▶ _EXERCISE DETAILS_:
Lift every line from the entries that includes the word "снижением".

* start TASK MATERIAL *

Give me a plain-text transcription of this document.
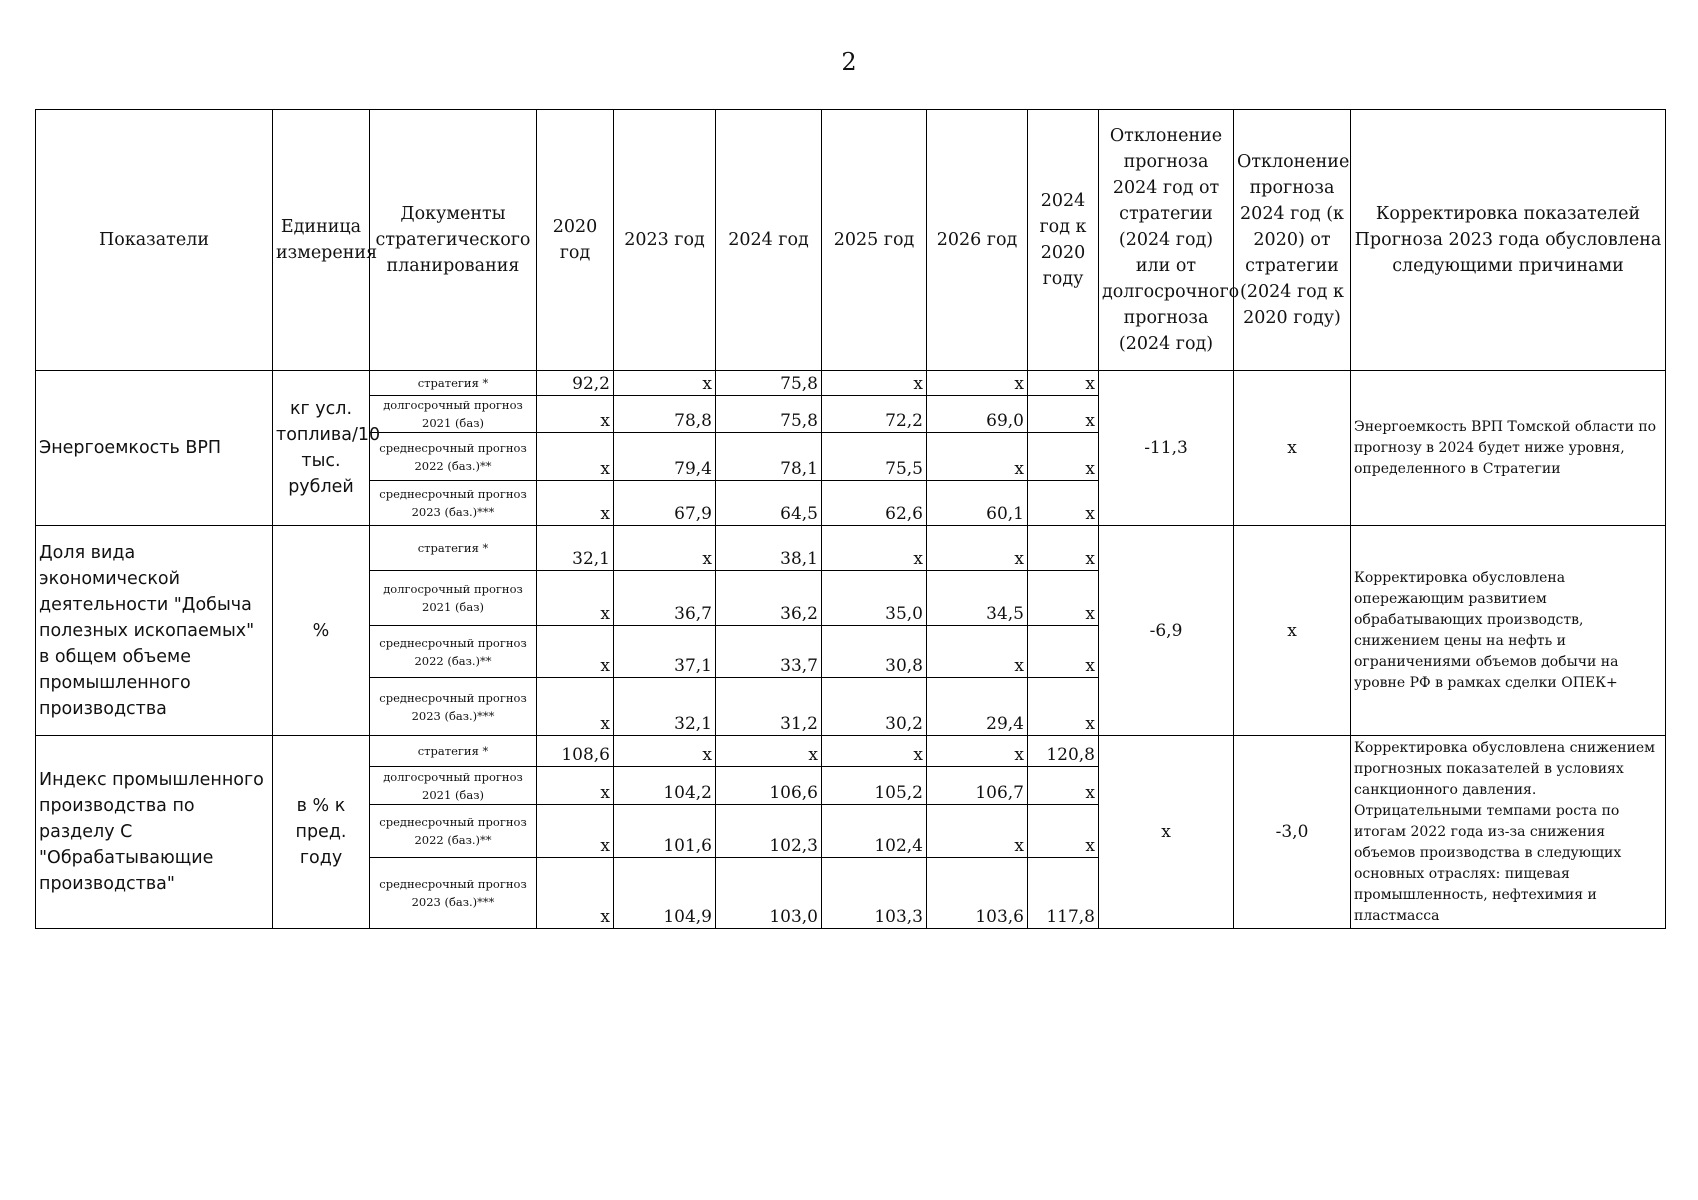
2
Показатели	Единица измерения	Документы стратегического планирования	2020 год	2023 год	2024 год	2025 год	2026 год	2024 год к 2020 году	Отклонение прогноза 2024 год от стратегии (2024 год) или от долгосрочного прогноза (2024 год)	Отклонение прогноза 2024 год (к 2020) от стратегии (2024 год к 2020 году)	Корректировка показателей Прогноза 2023 года обусловлена следующими причинами
Энергоемкость ВРП	кг усл. топлива/10 тыс. рублей	стратегия *	92,2	x	75,8	x	x	x	-11,3	x	Энергоемкость ВРП Томской области по прогнозу в 2024 будет ниже уровня, определенного в Стратегии
		долгосрочный прогноз 2021 (баз)	x	78,8	75,8	72,2	69,0	x			
		среднесрочный прогноз 2022 (баз.)**	x	79,4	78,1	75,5	x	x			
		среднесрочный прогноз 2023 (баз.)***	x	67,9	64,5	62,6	60,1	x			
Доля вида экономической деятельности "Добыча полезных ископаемых" в общем объеме промышленного производства	%	стратегия *	32,1	x	38,1	x	x	x	-6,9	x	Корректировка обусловлена опережающим развитием обрабатывающих производств, снижением цены на нефть и ограничениями объемов добычи на уровне РФ в рамках сделки ОПЕК+
		долгосрочный прогноз 2021 (баз)	x	36,7	36,2	35,0	34,5	x			
		среднесрочный прогноз 2022 (баз.)**	x	37,1	33,7	30,8	x	x			
		среднесрочный прогноз 2023 (баз.)***	x	32,1	31,2	30,2	29,4	x			
Индекс промышленного производства по разделу С "Обрабатывающие производства"	в % к пред. году	стратегия *	108,6	x	x	x	x	120,8	x	-3,0	Корректировка обусловлена снижением прогнозных показателей в условиях санкционного давления. Отрицательными темпами роста по итогам 2022 года из-за снижения объемов производства в следующих основных отраслях: пищевая промышленность, нефтехимия и пластмасса
		долгосрочный прогноз 2021 (баз)	x	104,2	106,6	105,2	106,7	x			
		среднесрочный прогноз 2022 (баз.)**	x	101,6	102,3	102,4	x	x			
		среднесрочный прогноз 2023 (баз.)***	x	104,9	103,0	103,3	103,6	117,8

* end TASK MATERIAL *

▶ _SOLUTION FOR THIS EXERCISE_:
Доля вида экономической деятельности "Добыча полезных ископаемых" в общем объеме промышленного производства	%	стратегия *	32,1	x	38,1	x	x	x	-6,9	x	Корректировка обусловлена опережающим развитием обрабатывающих производств, снижением цены на нефть и ограничениями объемов добычи на уровне РФ в рамках сделки ОПЕК+
Индекс промышленного производства по разделу С "Обрабатывающие производства"	в % к пред. году	стратегия *	108,6	x	x	x	x	120,8	x	-3,0	Корректировка обусловлена снижением прогнозных показателей в условиях санкционного давления. Отрицательными темпами роста по итогам 2022 года из-за снижения объемов производства в следующих основных отраслях: пищевая промышленность, нефтехимия и пластмасса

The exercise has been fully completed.